- _Material_:
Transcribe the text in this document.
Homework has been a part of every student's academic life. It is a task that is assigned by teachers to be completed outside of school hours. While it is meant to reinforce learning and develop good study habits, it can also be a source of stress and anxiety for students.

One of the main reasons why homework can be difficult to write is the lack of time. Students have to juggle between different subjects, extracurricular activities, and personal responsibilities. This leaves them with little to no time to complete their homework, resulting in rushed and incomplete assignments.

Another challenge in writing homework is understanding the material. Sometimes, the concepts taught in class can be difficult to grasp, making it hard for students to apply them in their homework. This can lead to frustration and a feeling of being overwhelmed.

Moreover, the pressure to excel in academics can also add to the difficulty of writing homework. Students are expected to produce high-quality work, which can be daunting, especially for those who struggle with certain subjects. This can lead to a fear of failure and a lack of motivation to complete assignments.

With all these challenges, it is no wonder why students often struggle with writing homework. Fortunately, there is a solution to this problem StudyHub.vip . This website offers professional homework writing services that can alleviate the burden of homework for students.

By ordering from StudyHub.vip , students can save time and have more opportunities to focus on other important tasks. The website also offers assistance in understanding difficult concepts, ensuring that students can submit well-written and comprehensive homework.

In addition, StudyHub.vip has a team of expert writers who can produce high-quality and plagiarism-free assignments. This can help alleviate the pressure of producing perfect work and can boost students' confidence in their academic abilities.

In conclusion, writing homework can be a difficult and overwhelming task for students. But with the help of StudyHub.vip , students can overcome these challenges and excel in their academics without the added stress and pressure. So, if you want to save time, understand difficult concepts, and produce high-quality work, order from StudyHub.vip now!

- _The exercise_:
Transcribe the full listing above without leaving anything out.

- _Answer to this problem_:
Transcribe the text in this document.
Homework has been a part of every student's academic life. It is a task that is assigned by teachers to be completed outside of school hours. While it is meant to reinforce learning and develop good study habits, it can also be a source of stress and anxiety for students.

One of the main reasons why homework can be difficult to write is the lack of time. Students have to juggle between different subjects, extracurricular activities, and personal responsibilities. This leaves them with little to no time to complete their homework, resulting in rushed and incomplete assignments.

Another challenge in writing homework is understanding the material. Sometimes, the concepts taught in class can be difficult to grasp, making it hard for students to apply them in their homework. This can lead to frustration and a feeling of being overwhelmed.

Moreover, the pressure to excel in academics can also add to the difficulty of writing homework. Students are expected to produce high-quality work, which can be daunting, especially for those who struggle with certain subjects. This can lead to a fear of failure and a lack of motivation to complete assignments.

With all these challenges, it is no wonder why students often struggle with writing homework. Fortunately, there is a solution to this problem StudyHub.vip . This website offers professional homework writing services that can alleviate the burden of homework for students.

By ordering from StudyHub.vip , students can save time and have more opportunities to focus on other important tasks. The website also offers assistance in understanding difficult concepts, ensuring that students can submit well-written and comprehensive homework.

In addition, StudyHub.vip has a team of expert writers who can produce high-quality and plagiarism-free assignments. This can help alleviate the pressure of producing perfect work and can boost students' confidence in their academic abilities.

In conclusion, writing homework can be a difficult and overwhelming task for students. But with the help of StudyHub.vip , students can overcome these challenges and excel in their academics without the added stress and pressure. So, if you want to save time, understand difficult concepts, and produce high-quality work, order from StudyHub.vip now!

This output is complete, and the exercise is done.